• THE REQUEST
Read through the data and count the lines that contain the string "selected"; give only the result.

• EXERCISE INPUT
----

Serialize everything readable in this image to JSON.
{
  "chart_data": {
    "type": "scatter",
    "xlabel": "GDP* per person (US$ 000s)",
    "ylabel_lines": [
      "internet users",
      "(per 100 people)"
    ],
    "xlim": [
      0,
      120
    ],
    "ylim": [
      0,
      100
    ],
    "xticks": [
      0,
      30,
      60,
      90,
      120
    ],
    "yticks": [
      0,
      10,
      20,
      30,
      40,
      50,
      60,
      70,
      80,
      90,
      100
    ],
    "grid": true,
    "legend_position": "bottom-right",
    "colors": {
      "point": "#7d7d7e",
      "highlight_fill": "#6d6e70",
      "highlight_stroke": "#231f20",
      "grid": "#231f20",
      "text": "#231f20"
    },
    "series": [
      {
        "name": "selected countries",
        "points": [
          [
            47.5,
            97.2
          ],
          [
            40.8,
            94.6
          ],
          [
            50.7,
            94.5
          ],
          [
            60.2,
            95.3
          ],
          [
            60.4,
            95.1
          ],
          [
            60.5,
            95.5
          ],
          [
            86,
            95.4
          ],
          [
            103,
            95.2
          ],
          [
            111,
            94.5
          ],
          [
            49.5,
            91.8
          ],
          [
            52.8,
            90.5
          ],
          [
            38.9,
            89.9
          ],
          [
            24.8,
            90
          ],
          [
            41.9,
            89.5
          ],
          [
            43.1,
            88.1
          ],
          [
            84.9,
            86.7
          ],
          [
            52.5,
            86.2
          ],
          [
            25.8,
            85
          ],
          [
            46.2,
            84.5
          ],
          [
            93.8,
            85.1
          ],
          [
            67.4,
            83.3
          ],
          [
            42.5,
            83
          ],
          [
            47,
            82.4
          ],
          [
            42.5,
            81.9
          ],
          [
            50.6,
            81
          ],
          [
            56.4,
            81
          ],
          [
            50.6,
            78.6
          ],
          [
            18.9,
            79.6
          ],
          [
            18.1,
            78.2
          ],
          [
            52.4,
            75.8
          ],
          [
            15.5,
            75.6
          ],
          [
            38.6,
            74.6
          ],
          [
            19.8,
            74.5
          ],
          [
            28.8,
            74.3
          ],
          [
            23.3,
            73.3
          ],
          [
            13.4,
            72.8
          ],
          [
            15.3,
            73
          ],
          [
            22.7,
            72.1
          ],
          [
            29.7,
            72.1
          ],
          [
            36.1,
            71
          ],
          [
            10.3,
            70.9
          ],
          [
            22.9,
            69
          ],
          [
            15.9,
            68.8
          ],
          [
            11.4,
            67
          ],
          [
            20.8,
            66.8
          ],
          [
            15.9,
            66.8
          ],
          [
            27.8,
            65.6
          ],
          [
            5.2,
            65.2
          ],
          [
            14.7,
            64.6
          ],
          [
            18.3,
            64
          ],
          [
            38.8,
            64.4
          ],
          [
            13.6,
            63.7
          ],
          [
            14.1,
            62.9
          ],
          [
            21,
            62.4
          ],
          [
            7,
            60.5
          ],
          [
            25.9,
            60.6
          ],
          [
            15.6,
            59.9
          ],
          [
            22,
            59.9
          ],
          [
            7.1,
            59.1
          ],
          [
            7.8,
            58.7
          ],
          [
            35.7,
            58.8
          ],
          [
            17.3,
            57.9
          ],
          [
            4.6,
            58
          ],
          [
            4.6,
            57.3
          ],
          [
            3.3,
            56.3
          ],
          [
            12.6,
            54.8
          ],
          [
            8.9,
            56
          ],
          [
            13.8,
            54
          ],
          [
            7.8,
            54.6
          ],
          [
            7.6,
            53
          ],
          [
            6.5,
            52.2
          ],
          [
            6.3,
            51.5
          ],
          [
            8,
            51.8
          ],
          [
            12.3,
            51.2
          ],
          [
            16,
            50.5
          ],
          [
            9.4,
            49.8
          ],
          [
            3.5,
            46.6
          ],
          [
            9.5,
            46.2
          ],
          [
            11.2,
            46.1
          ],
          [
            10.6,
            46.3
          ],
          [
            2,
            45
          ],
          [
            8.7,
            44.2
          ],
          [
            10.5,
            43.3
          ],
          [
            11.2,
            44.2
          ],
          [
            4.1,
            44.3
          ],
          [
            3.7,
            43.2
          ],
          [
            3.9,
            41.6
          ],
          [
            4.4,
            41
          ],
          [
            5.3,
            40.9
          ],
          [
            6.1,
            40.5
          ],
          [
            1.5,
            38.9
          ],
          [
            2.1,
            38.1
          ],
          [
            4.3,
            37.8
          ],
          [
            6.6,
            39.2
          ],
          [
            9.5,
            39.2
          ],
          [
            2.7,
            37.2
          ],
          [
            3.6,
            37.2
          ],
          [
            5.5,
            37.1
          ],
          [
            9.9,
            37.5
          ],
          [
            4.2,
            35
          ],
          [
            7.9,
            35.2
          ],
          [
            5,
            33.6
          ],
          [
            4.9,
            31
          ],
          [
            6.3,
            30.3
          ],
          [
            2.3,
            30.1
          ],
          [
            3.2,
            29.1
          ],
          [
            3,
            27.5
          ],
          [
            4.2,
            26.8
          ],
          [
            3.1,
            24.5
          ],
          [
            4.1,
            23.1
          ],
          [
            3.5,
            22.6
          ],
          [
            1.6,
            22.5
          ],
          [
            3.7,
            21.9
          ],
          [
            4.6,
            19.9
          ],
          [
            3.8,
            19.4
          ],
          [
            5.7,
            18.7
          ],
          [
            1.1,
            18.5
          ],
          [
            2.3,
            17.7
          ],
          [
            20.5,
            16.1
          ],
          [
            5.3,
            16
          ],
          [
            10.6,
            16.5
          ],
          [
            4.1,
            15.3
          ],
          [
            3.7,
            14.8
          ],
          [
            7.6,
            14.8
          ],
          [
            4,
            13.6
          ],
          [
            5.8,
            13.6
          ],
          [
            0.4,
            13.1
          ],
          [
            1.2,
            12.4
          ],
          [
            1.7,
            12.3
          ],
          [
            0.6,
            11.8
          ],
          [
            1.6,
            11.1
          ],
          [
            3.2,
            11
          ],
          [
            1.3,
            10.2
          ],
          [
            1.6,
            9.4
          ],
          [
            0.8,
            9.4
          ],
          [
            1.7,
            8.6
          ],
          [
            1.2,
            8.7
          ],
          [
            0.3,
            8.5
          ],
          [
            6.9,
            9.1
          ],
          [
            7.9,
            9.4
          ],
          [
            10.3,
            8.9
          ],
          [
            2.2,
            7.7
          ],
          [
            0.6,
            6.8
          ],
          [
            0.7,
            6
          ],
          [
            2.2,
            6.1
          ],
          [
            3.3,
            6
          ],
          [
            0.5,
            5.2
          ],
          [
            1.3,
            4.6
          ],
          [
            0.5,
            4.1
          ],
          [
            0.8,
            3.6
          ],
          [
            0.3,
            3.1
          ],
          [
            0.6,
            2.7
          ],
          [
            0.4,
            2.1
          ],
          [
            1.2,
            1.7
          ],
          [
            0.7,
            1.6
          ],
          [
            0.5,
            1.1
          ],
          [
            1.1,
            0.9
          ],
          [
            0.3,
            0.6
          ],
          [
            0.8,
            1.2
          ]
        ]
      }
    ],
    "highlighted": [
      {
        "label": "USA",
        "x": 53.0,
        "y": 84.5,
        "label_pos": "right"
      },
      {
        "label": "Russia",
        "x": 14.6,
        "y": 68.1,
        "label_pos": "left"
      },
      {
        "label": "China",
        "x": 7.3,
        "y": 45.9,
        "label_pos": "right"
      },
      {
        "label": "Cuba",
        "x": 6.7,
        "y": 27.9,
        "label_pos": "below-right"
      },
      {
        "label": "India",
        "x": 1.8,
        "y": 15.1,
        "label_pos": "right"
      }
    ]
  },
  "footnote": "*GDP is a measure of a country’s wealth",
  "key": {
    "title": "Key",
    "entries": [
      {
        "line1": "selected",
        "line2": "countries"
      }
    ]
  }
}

----

• CORRECT OUTPUT
2